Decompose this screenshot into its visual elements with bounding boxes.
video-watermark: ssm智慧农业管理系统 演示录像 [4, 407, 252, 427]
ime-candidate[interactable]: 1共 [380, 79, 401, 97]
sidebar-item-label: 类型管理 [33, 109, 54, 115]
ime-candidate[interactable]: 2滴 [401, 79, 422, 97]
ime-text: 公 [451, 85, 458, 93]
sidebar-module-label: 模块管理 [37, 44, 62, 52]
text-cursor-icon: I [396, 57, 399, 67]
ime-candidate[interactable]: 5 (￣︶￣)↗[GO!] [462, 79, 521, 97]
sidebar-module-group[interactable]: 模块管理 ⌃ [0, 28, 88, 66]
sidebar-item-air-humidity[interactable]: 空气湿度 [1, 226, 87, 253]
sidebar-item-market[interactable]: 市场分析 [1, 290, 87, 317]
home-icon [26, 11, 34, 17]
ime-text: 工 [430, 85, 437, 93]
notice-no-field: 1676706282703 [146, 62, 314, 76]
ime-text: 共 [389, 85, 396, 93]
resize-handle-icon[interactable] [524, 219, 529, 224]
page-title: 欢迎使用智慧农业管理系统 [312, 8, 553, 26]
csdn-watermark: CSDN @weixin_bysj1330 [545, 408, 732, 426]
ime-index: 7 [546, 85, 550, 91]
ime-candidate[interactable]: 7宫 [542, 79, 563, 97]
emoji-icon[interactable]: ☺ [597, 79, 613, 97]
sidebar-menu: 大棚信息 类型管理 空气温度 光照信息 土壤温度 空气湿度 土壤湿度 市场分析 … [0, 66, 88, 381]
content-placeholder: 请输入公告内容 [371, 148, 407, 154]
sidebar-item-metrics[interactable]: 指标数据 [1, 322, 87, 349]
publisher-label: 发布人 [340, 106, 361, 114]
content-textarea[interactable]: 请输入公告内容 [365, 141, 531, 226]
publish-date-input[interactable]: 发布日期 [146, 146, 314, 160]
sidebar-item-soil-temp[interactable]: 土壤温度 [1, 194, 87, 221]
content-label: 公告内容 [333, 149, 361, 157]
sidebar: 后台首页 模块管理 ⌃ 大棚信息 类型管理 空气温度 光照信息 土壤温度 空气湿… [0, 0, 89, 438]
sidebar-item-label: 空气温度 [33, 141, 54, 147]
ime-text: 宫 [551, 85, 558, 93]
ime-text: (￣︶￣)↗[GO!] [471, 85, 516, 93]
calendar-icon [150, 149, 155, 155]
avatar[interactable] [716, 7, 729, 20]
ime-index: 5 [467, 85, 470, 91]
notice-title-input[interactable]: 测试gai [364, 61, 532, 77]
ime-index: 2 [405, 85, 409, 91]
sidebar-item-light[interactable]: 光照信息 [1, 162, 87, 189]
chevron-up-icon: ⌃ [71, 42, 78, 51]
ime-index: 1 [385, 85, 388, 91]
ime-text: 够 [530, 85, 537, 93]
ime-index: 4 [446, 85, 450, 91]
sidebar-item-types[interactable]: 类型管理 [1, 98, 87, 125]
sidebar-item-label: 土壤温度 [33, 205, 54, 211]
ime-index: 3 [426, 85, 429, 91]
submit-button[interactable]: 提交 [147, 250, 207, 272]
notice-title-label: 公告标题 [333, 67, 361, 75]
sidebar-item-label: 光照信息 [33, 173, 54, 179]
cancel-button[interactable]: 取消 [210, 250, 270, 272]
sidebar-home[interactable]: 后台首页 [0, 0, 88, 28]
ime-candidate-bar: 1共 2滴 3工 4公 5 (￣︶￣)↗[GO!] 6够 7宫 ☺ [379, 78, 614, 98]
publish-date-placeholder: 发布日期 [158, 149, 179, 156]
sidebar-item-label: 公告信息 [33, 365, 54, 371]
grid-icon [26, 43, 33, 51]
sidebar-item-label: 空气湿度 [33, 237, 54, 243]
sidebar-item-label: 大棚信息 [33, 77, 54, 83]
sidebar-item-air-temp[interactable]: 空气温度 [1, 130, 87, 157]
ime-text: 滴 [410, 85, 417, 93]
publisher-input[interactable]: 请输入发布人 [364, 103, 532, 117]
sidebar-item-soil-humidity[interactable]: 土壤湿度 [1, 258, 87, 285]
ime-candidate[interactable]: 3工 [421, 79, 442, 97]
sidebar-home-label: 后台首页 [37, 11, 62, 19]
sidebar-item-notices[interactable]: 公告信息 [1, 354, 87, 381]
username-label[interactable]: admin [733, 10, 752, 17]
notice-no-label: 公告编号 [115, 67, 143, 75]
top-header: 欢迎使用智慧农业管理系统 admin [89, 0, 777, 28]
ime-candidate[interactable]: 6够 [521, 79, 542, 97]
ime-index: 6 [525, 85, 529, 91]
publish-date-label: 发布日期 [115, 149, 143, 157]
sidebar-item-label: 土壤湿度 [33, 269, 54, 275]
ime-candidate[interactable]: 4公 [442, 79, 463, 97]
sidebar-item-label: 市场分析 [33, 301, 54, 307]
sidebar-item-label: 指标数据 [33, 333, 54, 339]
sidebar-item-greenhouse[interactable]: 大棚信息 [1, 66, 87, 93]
————
_PROBLEM TO SOLVE_:
Reproduce all of the data above line for line, without changing any character.

_TASK OUTPUT_:
Decompose this screenshot into its visual elements with bounding boxes.
video-watermark: ssm智慧农业管理系统 演示录像 [4, 407, 252, 427]
ime-candidate[interactable]: 1共 [380, 79, 401, 97]
sidebar-item-label: 类型管理 [33, 109, 54, 115]
ime-candidate[interactable]: 2滴 [401, 79, 422, 97]
ime-text: 公 [451, 85, 458, 93]
sidebar-module-label: 模块管理 [37, 44, 62, 52]
text-cursor-icon: I [396, 57, 399, 67]
ime-candidate[interactable]: 5 (￣︶￣)↗[GO!] [462, 79, 521, 97]
sidebar-module-group[interactable]: 模块管理 ⌃ [0, 28, 88, 66]
sidebar-item-air-humidity[interactable]: 空气湿度 [1, 226, 87, 253]
sidebar-item-market[interactable]: 市场分析 [1, 290, 87, 317]
home-icon [26, 11, 34, 17]
ime-text: 工 [430, 85, 437, 93]
notice-no-field: 1676706282703 [146, 62, 314, 76]
ime-text: 共 [389, 85, 396, 93]
resize-handle-icon[interactable] [524, 219, 529, 224]
page-title: 欢迎使用智慧农业管理系统 [312, 8, 553, 26]
csdn-watermark: CSDN @weixin_bysj1330 [545, 408, 732, 426]
ime-index: 7 [546, 85, 550, 91]
ime-candidate[interactable]: 7宫 [542, 79, 563, 97]
emoji-icon[interactable]: ☺ [597, 79, 613, 97]
sidebar-menu: 大棚信息 类型管理 空气温度 光照信息 土壤温度 空气湿度 土壤湿度 市场分析 … [0, 66, 88, 381]
content-placeholder: 请输入公告内容 [371, 148, 407, 154]
sidebar-item-metrics[interactable]: 指标数据 [1, 322, 87, 349]
publisher-label: 发布人 [340, 106, 361, 114]
content-textarea[interactable]: 请输入公告内容 [365, 141, 531, 226]
publish-date-input[interactable]: 发布日期 [146, 146, 314, 160]
sidebar-item-soil-temp[interactable]: 土壤温度 [1, 194, 87, 221]
content-label: 公告内容 [333, 149, 361, 157]
sidebar: 后台首页 模块管理 ⌃ 大棚信息 类型管理 空气温度 光照信息 土壤温度 空气湿… [0, 0, 89, 438]
sidebar-item-label: 空气温度 [33, 141, 54, 147]
ime-text: 宫 [551, 85, 558, 93]
ime-text: (￣︶￣)↗[GO!] [471, 85, 516, 93]
calendar-icon [150, 149, 155, 155]
avatar[interactable] [716, 7, 729, 20]
ime-index: 5 [467, 85, 470, 91]
notice-title-input[interactable]: 测试gai [364, 61, 532, 77]
ime-index: 2 [405, 85, 409, 91]
sidebar-item-light[interactable]: 光照信息 [1, 162, 87, 189]
chevron-up-icon: ⌃ [71, 42, 78, 51]
ime-index: 1 [385, 85, 388, 91]
ime-text: 够 [530, 85, 537, 93]
ime-index: 4 [446, 85, 450, 91]
sidebar-item-types[interactable]: 类型管理 [1, 98, 87, 125]
sidebar-item-label: 土壤温度 [33, 205, 54, 211]
ime-index: 3 [426, 85, 429, 91]
submit-button[interactable]: 提交 [147, 250, 207, 272]
notice-title-label: 公告标题 [333, 67, 361, 75]
sidebar-item-label: 光照信息 [33, 173, 54, 179]
cancel-button[interactable]: 取消 [210, 250, 270, 272]
sidebar-home[interactable]: 后台首页 [0, 0, 88, 28]
ime-candidate-bar: 1共 2滴 3工 4公 5 (￣︶￣)↗[GO!] 6够 7宫 ☺ [379, 78, 614, 98]
publish-date-placeholder: 发布日期 [158, 149, 179, 156]
sidebar-item-label: 公告信息 [33, 365, 54, 371]
grid-icon [26, 43, 33, 51]
sidebar-item-label: 空气湿度 [33, 237, 54, 243]
sidebar-item-label: 大棚信息 [33, 77, 54, 83]
sidebar-item-air-temp[interactable]: 空气温度 [1, 130, 87, 157]
ime-text: 滴 [410, 85, 417, 93]
publisher-input[interactable]: 请输入发布人 [364, 103, 532, 117]
sidebar-item-soil-humidity[interactable]: 土壤湿度 [1, 258, 87, 285]
ime-candidate[interactable]: 3工 [421, 79, 442, 97]
sidebar-home-label: 后台首页 [37, 11, 62, 19]
sidebar-item-notices[interactable]: 公告信息 [1, 354, 87, 381]
username-label[interactable]: admin [733, 10, 752, 17]
notice-no-label: 公告编号 [115, 67, 143, 75]
top-header: 欢迎使用智慧农业管理系统 admin [89, 0, 777, 28]
ime-candidate[interactable]: 6够 [521, 79, 542, 97]
ime-index: 6 [525, 85, 529, 91]
publish-date-label: 发布日期 [115, 149, 143, 157]
sidebar-item-label: 土壤湿度 [33, 269, 54, 275]
ime-candidate[interactable]: 4公 [442, 79, 463, 97]
sidebar-item-label: 市场分析 [33, 301, 54, 307]
sidebar-item-label: 指标数据 [33, 333, 54, 339]
sidebar-item-greenhouse[interactable]: 大棚信息 [1, 66, 87, 93]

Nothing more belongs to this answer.